● Listing
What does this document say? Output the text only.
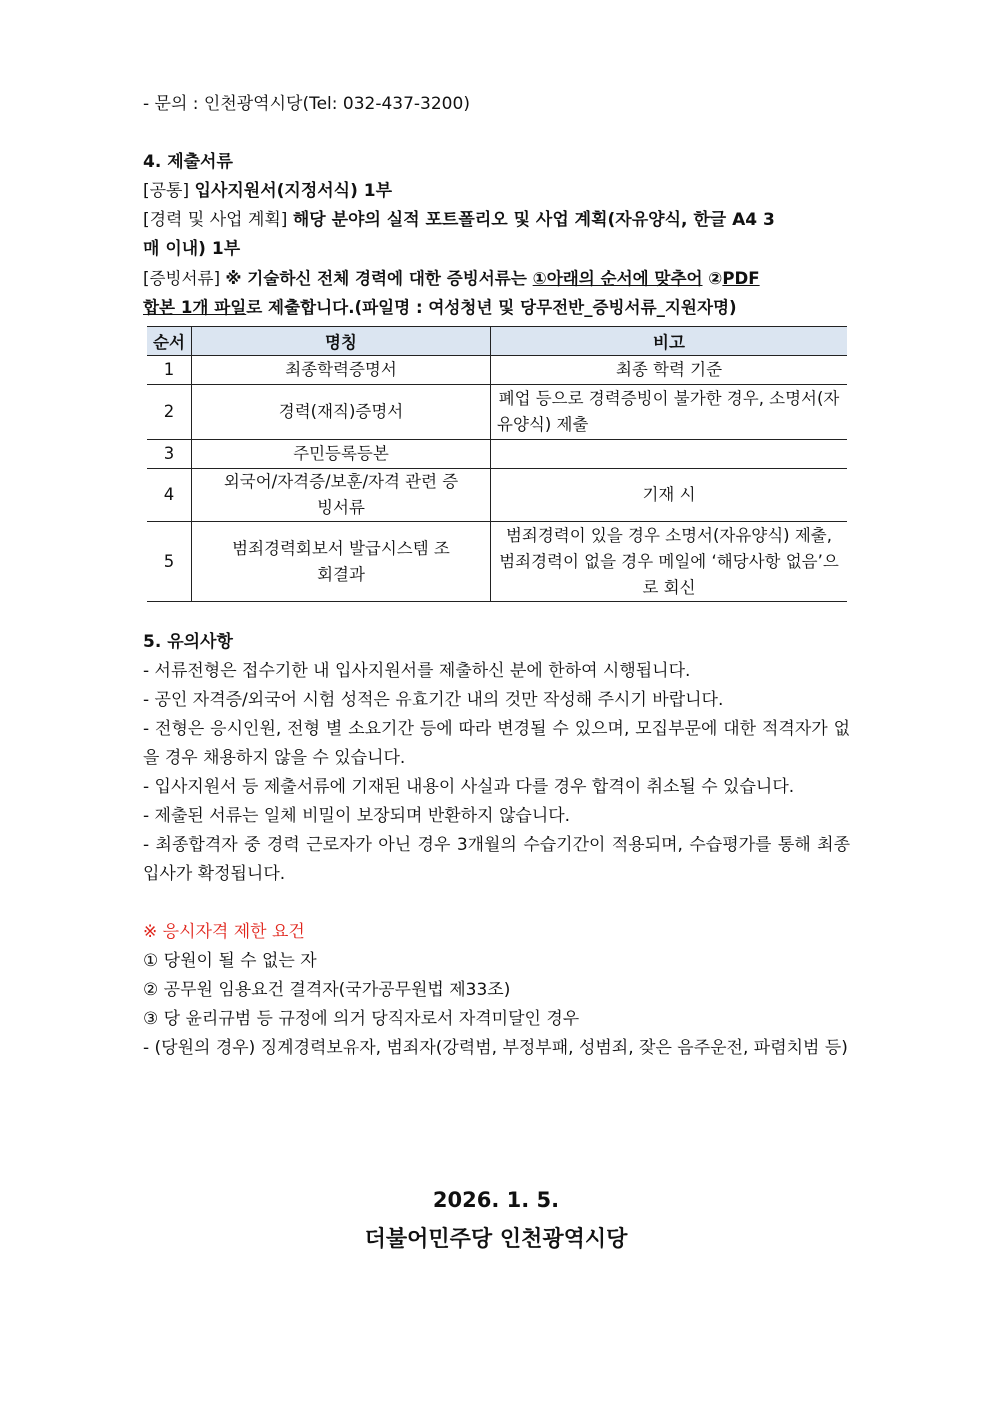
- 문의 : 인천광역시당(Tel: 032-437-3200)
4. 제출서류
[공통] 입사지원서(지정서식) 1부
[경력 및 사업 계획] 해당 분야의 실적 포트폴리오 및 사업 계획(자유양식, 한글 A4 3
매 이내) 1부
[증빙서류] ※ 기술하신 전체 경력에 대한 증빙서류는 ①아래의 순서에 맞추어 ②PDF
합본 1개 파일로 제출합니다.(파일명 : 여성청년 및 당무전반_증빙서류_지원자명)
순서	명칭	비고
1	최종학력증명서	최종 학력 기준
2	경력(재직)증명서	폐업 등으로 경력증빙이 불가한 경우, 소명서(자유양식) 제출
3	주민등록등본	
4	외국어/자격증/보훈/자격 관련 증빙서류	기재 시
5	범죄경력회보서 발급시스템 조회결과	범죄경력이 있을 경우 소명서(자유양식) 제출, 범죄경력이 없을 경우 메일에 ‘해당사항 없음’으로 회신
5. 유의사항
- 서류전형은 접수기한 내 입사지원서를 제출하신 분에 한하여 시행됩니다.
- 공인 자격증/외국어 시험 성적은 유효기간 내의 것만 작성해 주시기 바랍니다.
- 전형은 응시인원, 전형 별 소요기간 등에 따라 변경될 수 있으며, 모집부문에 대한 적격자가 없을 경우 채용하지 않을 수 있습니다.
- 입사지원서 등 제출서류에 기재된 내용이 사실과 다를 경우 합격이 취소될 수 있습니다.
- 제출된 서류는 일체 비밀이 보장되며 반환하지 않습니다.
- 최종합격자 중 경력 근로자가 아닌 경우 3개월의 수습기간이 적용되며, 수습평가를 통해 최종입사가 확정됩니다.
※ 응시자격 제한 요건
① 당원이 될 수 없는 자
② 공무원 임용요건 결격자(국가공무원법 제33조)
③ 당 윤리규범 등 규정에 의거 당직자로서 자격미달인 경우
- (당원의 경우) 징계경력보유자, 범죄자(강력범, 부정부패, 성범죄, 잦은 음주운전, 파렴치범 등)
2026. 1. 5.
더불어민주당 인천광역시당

● Problem requirements
Transcribe the entries above verbatim, omitting their pictures.

● Solution
What does this document say? Output the text only.
- 문의 : 인천광역시당(Tel: 032-437-3200)
4. 제출서류
[공통] 입사지원서(지정서식) 1부
[경력 및 사업 계획] 해당 분야의 실적 포트폴리오 및 사업 계획(자유양식, 한글 A4 3
매 이내) 1부
[증빙서류] ※ 기술하신 전체 경력에 대한 증빙서류는 ①아래의 순서에 맞추어 ②PDF
합본 1개 파일로 제출합니다.(파일명 : 여성청년 및 당무전반_증빙서류_지원자명)
순서	명칭	비고
1	최종학력증명서	최종 학력 기준
2	경력(재직)증명서	폐업 등으로 경력증빙이 불가한 경우, 소명서(자유양식) 제출
3	주민등록등본	
4	외국어/자격증/보훈/자격 관련 증빙서류	기재 시
5	범죄경력회보서 발급시스템 조회결과	범죄경력이 있을 경우 소명서(자유양식) 제출, 범죄경력이 없을 경우 메일에 ‘해당사항 없음’으로 회신
5. 유의사항
- 서류전형은 접수기한 내 입사지원서를 제출하신 분에 한하여 시행됩니다.
- 공인 자격증/외국어 시험 성적은 유효기간 내의 것만 작성해 주시기 바랍니다.
- 전형은 응시인원, 전형 별 소요기간 등에 따라 변경될 수 있으며, 모집부문에 대한 적격자가 없을 경우 채용하지 않을 수 있습니다.
- 입사지원서 등 제출서류에 기재된 내용이 사실과 다를 경우 합격이 취소될 수 있습니다.
- 제출된 서류는 일체 비밀이 보장되며 반환하지 않습니다.
- 최종합격자 중 경력 근로자가 아닌 경우 3개월의 수습기간이 적용되며, 수습평가를 통해 최종입사가 확정됩니다.
※ 응시자격 제한 요건
① 당원이 될 수 없는 자
② 공무원 임용요건 결격자(국가공무원법 제33조)
③ 당 윤리규범 등 규정에 의거 당직자로서 자격미달인 경우
- (당원의 경우) 징계경력보유자, 범죄자(강력범, 부정부패, 성범죄, 잦은 음주운전, 파렴치범 등)
2026. 1. 5.
더불어민주당 인천광역시당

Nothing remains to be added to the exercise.